(Extracted data entries)
════
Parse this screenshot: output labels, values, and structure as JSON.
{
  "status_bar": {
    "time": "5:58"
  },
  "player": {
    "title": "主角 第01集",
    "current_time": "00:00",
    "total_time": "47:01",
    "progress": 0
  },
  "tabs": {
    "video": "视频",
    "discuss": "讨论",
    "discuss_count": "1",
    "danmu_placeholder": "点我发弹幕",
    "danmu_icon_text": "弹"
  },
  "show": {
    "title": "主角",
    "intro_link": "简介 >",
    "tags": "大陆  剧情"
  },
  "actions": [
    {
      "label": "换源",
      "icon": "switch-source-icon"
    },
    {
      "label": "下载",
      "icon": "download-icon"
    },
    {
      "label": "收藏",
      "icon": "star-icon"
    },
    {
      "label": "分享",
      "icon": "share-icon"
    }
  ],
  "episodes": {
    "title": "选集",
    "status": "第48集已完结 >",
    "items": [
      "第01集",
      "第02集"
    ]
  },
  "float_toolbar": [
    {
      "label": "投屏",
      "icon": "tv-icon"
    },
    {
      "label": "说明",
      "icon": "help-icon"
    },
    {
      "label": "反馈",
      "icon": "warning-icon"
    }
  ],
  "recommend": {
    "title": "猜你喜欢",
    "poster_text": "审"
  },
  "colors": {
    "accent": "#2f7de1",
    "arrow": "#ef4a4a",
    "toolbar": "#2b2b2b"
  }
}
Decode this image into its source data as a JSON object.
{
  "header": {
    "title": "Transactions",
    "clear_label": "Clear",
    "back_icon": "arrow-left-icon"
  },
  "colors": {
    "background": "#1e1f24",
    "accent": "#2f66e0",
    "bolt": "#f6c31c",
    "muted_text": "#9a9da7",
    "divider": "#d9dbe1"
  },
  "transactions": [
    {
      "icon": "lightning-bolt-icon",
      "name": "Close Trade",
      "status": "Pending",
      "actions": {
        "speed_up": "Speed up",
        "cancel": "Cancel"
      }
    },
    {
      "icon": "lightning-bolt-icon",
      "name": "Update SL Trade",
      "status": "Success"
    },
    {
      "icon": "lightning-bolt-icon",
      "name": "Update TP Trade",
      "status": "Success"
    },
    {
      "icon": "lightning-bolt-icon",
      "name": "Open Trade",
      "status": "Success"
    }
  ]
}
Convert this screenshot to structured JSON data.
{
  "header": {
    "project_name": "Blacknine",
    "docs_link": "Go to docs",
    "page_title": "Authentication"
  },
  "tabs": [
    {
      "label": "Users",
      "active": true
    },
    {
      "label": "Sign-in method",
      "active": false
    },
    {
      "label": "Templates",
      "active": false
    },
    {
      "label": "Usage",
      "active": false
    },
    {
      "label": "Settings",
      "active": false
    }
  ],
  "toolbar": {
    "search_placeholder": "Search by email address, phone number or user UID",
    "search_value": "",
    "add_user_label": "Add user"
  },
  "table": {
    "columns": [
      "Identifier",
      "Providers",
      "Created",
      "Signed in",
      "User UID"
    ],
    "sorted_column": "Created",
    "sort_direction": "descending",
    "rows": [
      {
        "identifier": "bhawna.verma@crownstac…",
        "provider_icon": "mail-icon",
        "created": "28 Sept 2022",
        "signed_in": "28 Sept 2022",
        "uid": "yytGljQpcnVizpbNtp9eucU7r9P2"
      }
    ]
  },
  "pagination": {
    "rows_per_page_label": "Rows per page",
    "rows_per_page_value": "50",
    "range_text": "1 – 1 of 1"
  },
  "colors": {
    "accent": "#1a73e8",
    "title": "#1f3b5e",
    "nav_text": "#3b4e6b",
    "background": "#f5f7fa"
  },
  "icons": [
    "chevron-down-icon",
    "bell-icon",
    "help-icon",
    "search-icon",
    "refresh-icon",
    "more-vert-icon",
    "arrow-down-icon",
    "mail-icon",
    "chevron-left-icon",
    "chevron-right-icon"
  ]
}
════
→ **WHAT YOU SHOULD DO**: Retype the data in full and match it exactly.

→ **SOLVED EXERCISE**:
Parse this screenshot: output labels, values, and structure as JSON.
{
  "status_bar": {
    "time": "5:58"
  },
  "player": {
    "title": "主角 第01集",
    "current_time": "00:00",
    "total_time": "47:01",
    "progress": 0
  },
  "tabs": {
    "video": "视频",
    "discuss": "讨论",
    "discuss_count": "1",
    "danmu_placeholder": "点我发弹幕",
    "danmu_icon_text": "弹"
  },
  "show": {
    "title": "主角",
    "intro_link": "简介 >",
    "tags": "大陆  剧情"
  },
  "actions": [
    {
      "label": "换源",
      "icon": "switch-source-icon"
    },
    {
      "label": "下载",
      "icon": "download-icon"
    },
    {
      "label": "收藏",
      "icon": "star-icon"
    },
    {
      "label": "分享",
      "icon": "share-icon"
    }
  ],
  "episodes": {
    "title": "选集",
    "status": "第48集已完结 >",
    "items": [
      "第01集",
      "第02集"
    ]
  },
  "float_toolbar": [
    {
      "label": "投屏",
      "icon": "tv-icon"
    },
    {
      "label": "说明",
      "icon": "help-icon"
    },
    {
      "label": "反馈",
      "icon": "warning-icon"
    }
  ],
  "recommend": {
    "title": "猜你喜欢",
    "poster_text": "审"
  },
  "colors": {
    "accent": "#2f7de1",
    "arrow": "#ef4a4a",
    "toolbar": "#2b2b2b"
  }
}
Decode this image into its source data as a JSON object.
{
  "header": {
    "title": "Transactions",
    "clear_label": "Clear",
    "back_icon": "arrow-left-icon"
  },
  "colors": {
    "background": "#1e1f24",
    "accent": "#2f66e0",
    "bolt": "#f6c31c",
    "muted_text": "#9a9da7",
    "divider": "#d9dbe1"
  },
  "transactions": [
    {
      "icon": "lightning-bolt-icon",
      "name": "Close Trade",
      "status": "Pending",
      "actions": {
        "speed_up": "Speed up",
        "cancel": "Cancel"
      }
    },
    {
      "icon": "lightning-bolt-icon",
      "name": "Update SL Trade",
      "status": "Success"
    },
    {
      "icon": "lightning-bolt-icon",
      "name": "Update TP Trade",
      "status": "Success"
    },
    {
      "icon": "lightning-bolt-icon",
      "name": "Open Trade",
      "status": "Success"
    }
  ]
}
Convert this screenshot to structured JSON data.
{
  "header": {
    "project_name": "Blacknine",
    "docs_link": "Go to docs",
    "page_title": "Authentication"
  },
  "tabs": [
    {
      "label": "Users",
      "active": true
    },
    {
      "label": "Sign-in method",
      "active": false
    },
    {
      "label": "Templates",
      "active": false
    },
    {
      "label": "Usage",
      "active": false
    },
    {
      "label": "Settings",
      "active": false
    }
  ],
  "toolbar": {
    "search_placeholder": "Search by email address, phone number or user UID",
    "search_value": "",
    "add_user_label": "Add user"
  },
  "table": {
    "columns": [
      "Identifier",
      "Providers",
      "Created",
      "Signed in",
      "User UID"
    ],
    "sorted_column": "Created",
    "sort_direction": "descending",
    "rows": [
      {
        "identifier": "bhawna.verma@crownstac…",
        "provider_icon": "mail-icon",
        "created": "28 Sept 2022",
        "signed_in": "28 Sept 2022",
        "uid": "yytGljQpcnVizpbNtp9eucU7r9P2"
      }
    ]
  },
  "pagination": {
    "rows_per_page_label": "Rows per page",
    "rows_per_page_value": "50",
    "range_text": "1 – 1 of 1"
  },
  "colors": {
    "accent": "#1a73e8",
    "title": "#1f3b5e",
    "nav_text": "#3b4e6b",
    "background": "#f5f7fa"
  },
  "icons": [
    "chevron-down-icon",
    "bell-icon",
    "help-icon",
    "search-icon",
    "refresh-icon",
    "more-vert-icon",
    "arrow-down-icon",
    "mail-icon",
    "chevron-left-icon",
    "chevron-right-icon"
  ]
}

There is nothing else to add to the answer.